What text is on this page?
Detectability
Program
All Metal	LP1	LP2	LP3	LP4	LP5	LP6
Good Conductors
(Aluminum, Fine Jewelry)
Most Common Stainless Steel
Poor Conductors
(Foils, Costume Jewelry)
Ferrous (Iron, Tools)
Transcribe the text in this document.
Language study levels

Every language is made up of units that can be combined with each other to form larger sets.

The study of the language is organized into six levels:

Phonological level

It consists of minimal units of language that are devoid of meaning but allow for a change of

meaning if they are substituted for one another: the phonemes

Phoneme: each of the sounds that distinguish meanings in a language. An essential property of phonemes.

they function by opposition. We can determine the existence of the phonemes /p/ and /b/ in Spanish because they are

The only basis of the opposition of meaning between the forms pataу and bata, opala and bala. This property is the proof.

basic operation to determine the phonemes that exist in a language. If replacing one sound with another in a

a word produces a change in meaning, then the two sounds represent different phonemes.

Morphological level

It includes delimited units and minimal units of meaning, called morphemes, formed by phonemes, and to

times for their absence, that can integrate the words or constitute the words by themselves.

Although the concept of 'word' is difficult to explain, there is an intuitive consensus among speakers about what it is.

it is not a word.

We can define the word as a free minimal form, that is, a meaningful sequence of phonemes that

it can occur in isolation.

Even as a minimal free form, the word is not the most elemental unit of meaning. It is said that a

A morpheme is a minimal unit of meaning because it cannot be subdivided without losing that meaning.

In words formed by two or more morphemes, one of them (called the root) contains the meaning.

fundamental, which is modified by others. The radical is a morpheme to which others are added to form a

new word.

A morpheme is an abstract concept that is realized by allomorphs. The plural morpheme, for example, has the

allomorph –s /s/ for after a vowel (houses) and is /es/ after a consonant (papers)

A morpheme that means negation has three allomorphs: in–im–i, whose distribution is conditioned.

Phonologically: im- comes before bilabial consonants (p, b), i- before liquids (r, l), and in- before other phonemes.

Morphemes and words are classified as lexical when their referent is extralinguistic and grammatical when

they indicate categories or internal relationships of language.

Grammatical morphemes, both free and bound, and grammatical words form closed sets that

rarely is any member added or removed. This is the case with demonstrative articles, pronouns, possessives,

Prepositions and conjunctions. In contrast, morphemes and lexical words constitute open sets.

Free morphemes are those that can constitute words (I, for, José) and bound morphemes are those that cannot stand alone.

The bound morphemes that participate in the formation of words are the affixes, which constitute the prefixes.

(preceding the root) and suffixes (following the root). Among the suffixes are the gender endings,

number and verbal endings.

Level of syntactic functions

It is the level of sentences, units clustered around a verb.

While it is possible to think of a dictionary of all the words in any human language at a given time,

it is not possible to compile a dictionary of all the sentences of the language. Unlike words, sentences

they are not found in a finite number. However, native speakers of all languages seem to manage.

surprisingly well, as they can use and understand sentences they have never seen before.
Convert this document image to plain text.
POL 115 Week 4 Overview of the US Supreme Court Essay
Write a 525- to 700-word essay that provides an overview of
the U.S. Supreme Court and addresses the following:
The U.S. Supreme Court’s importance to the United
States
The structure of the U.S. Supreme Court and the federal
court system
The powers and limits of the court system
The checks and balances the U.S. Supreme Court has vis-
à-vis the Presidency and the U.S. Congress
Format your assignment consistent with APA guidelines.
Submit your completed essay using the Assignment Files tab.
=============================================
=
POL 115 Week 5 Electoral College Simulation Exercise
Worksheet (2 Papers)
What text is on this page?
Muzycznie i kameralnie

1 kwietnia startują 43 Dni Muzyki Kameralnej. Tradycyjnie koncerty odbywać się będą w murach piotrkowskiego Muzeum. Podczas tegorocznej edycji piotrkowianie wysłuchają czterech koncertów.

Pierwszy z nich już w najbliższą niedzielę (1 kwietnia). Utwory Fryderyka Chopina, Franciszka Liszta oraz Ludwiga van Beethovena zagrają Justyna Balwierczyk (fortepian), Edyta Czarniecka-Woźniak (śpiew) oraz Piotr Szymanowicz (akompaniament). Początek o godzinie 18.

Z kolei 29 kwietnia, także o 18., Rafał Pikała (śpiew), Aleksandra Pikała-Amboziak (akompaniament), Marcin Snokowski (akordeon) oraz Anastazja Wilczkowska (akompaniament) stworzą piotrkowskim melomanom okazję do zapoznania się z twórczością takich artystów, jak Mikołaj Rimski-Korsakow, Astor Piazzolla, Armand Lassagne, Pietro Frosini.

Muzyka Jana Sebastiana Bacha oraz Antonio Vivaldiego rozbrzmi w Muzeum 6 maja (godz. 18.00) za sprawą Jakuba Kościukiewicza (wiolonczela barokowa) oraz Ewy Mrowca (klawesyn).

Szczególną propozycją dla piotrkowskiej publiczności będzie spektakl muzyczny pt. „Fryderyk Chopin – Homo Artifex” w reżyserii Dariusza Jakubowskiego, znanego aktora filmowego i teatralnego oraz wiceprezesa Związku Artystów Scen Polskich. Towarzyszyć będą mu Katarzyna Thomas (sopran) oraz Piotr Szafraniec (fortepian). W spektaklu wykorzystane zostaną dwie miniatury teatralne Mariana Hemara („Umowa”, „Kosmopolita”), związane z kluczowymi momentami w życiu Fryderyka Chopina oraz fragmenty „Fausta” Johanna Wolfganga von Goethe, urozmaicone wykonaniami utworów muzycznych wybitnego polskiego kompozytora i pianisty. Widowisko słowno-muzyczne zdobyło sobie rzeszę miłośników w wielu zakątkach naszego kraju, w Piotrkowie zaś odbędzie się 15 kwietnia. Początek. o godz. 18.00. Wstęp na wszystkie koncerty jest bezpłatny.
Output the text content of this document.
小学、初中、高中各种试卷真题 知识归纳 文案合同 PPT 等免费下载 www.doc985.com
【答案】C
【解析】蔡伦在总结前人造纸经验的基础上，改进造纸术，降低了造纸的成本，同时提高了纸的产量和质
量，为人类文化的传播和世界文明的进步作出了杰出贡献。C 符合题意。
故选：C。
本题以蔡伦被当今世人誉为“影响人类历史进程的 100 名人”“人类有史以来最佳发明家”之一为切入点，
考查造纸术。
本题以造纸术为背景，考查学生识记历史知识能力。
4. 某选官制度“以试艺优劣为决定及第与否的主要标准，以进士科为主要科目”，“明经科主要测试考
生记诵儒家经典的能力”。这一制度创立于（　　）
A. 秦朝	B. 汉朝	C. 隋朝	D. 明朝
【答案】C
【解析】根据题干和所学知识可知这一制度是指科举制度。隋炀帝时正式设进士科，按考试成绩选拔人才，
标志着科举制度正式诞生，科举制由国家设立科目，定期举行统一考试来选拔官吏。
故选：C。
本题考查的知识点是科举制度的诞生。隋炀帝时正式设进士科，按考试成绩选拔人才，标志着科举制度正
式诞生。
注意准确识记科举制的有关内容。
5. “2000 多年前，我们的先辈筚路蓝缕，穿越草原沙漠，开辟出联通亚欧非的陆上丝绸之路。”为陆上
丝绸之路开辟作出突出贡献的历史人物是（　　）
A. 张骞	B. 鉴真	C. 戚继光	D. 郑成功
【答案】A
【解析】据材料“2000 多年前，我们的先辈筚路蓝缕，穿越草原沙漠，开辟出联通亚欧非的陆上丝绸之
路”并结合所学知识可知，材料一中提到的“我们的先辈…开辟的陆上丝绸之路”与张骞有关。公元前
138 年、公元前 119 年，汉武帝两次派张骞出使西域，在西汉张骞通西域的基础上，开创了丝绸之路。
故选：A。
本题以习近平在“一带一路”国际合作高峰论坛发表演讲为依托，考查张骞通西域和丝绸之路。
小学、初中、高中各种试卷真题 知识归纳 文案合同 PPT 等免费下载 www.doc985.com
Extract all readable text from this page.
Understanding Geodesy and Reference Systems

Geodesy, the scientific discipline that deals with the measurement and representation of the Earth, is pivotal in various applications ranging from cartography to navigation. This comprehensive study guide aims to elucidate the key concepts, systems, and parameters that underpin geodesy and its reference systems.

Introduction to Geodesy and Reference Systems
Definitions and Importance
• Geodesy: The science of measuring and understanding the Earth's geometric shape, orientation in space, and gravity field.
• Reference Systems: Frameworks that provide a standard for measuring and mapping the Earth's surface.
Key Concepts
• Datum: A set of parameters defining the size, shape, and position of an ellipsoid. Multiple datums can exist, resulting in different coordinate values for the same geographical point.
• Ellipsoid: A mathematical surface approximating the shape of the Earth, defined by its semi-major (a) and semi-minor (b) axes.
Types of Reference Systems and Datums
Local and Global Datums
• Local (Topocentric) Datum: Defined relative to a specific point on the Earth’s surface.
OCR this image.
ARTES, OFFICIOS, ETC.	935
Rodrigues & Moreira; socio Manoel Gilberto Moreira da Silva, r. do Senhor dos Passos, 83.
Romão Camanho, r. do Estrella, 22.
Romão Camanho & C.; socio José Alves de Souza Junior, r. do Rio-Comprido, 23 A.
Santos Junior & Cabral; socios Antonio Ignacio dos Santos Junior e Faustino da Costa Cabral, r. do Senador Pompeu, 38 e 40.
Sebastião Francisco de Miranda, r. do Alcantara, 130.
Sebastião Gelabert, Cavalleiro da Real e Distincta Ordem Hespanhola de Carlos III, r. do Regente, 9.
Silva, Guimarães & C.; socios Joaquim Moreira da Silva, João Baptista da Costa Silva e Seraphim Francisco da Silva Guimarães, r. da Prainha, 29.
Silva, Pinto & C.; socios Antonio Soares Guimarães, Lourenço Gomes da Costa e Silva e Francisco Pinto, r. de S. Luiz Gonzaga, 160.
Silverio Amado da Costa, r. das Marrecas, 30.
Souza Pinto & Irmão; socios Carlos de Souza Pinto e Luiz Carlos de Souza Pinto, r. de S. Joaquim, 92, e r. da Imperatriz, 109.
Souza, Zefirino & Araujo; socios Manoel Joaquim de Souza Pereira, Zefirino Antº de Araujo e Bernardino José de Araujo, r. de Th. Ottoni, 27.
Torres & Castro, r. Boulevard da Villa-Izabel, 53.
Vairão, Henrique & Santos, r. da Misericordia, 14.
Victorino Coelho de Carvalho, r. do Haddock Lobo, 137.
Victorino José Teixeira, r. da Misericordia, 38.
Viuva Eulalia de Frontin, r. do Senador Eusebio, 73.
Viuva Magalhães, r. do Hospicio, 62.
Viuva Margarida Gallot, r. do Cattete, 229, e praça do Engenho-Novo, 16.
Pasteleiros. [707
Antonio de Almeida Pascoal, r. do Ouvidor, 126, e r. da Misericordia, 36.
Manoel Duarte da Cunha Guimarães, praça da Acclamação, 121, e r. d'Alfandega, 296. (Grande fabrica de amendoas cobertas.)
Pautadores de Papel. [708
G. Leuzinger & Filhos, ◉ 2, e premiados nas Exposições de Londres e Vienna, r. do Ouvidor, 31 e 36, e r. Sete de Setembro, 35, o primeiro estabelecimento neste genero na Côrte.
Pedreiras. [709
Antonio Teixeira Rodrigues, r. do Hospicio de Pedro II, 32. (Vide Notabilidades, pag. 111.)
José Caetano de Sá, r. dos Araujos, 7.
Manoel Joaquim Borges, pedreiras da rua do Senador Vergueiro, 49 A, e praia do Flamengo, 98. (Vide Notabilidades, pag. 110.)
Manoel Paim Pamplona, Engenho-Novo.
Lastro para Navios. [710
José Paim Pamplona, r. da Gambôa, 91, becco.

****************

_WHAT YOU WILL DO_
In the entries above, how many lines hold the word "different"? State the number and nothing else.

_RESULT OF THE TASK_
2